> _WHAT IS NEEDED_
Quote the records beneath, complete and exact. Leave out images.

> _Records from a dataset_
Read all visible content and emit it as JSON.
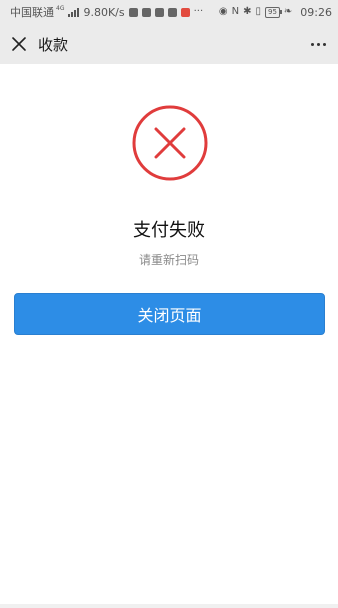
{
  "status_bar": {
    "carrier": "中国联通",
    "network_type": "4G",
    "net_speed": "9.80K/s",
    "battery": "95",
    "time": "09:26",
    "icons": [
      "signal-icon",
      "wechat-icon",
      "briefcase-icon",
      "qq-icon",
      "cloud-icon",
      "app-icon",
      "more-notifications-icon",
      "eye-icon",
      "nfc-icon",
      "bluetooth-icon",
      "vibrate-icon",
      "battery-icon",
      "leaf-icon"
    ]
  },
  "nav": {
    "close_icon": "close-icon",
    "title": "收款",
    "more_icon": "more-icon"
  },
  "result": {
    "icon": "error-circle-x-icon",
    "icon_color": "#e03c3c",
    "title": "支付失败",
    "subtitle": "请重新扫码"
  },
  "actions": {
    "close_page_label": "关闭页面",
    "button_color": "#2d8de6"
  }
}
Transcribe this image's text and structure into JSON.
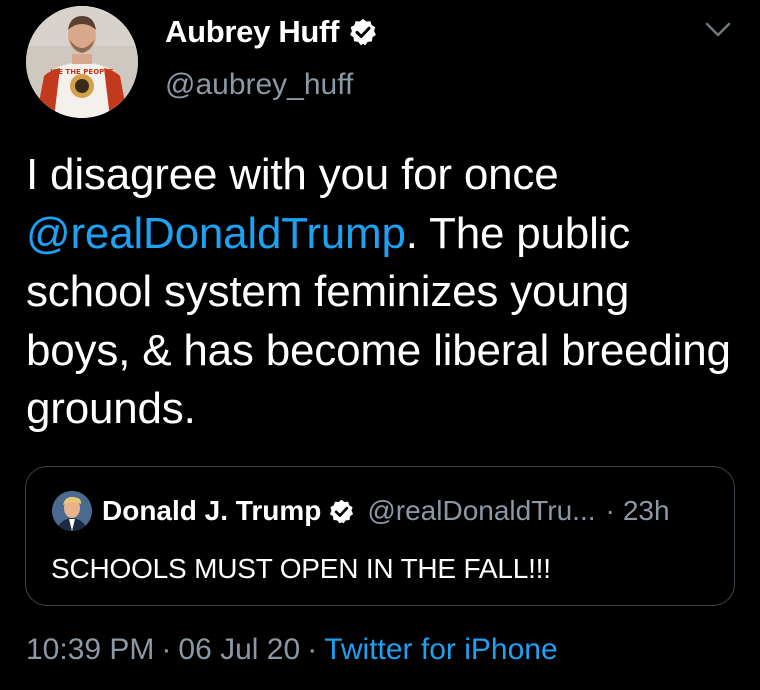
{
  "author": {
    "display_name": "Aubrey Huff",
    "handle": "@aubrey_huff",
    "verified": true,
    "avatar_icon": "profile-photo",
    "avatar_shirt_text": "WE THE PEOPLE"
  },
  "tweet": {
    "text_line_1": "I disagree with you for once",
    "mention": "@realDonaldTrump",
    "text_after_mention": ". The public school system feminizes young boys, & has become liberal breeding grounds."
  },
  "quoted_tweet": {
    "display_name": "Donald J. Trump",
    "handle": "@realDonaldTru...",
    "separator": "·",
    "time": "23h",
    "text": "SCHOOLS MUST OPEN IN THE FALL!!!",
    "verified": true
  },
  "meta": {
    "time": "10:39 PM",
    "separator": "·",
    "date": "06 Jul 20",
    "source": "Twitter for iPhone"
  },
  "colors": {
    "background": "#000000",
    "link": "#1da1f2",
    "secondary_text": "#8b98a5",
    "border": "#38444d"
  }
}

> _SOLUTION TO THIS PROBLEM_
Read all visible content and emit it as JSON.
{
  "status_bar": {
    "carrier": "中国联通",
    "network_type": "4G",
    "net_speed": "9.80K/s",
    "battery": "95",
    "time": "09:26",
    "icons": [
      "signal-icon",
      "wechat-icon",
      "briefcase-icon",
      "qq-icon",
      "cloud-icon",
      "app-icon",
      "more-notifications-icon",
      "eye-icon",
      "nfc-icon",
      "bluetooth-icon",
      "vibrate-icon",
      "battery-icon",
      "leaf-icon"
    ]
  },
  "nav": {
    "close_icon": "close-icon",
    "title": "收款",
    "more_icon": "more-icon"
  },
  "result": {
    "icon": "error-circle-x-icon",
    "icon_color": "#e03c3c",
    "title": "支付失败",
    "subtitle": "请重新扫码"
  },
  "actions": {
    "close_page_label": "关闭页面",
    "button_color": "#2d8de6"
  }
}
Transcribe this image's text and structure into JSON.
{
  "author": {
    "display_name": "Aubrey Huff",
    "handle": "@aubrey_huff",
    "verified": true,
    "avatar_icon": "profile-photo",
    "avatar_shirt_text": "WE THE PEOPLE"
  },
  "tweet": {
    "text_line_1": "I disagree with you for once",
    "mention": "@realDonaldTrump",
    "text_after_mention": ". The public school system feminizes young boys, & has become liberal breeding grounds."
  },
  "quoted_tweet": {
    "display_name": "Donald J. Trump",
    "handle": "@realDonaldTru...",
    "separator": "·",
    "time": "23h",
    "text": "SCHOOLS MUST OPEN IN THE FALL!!!",
    "verified": true
  },
  "meta": {
    "time": "10:39 PM",
    "separator": "·",
    "date": "06 Jul 20",
    "source": "Twitter for iPhone"
  },
  "colors": {
    "background": "#000000",
    "link": "#1da1f2",
    "secondary_text": "#8b98a5",
    "border": "#38444d"
  }
}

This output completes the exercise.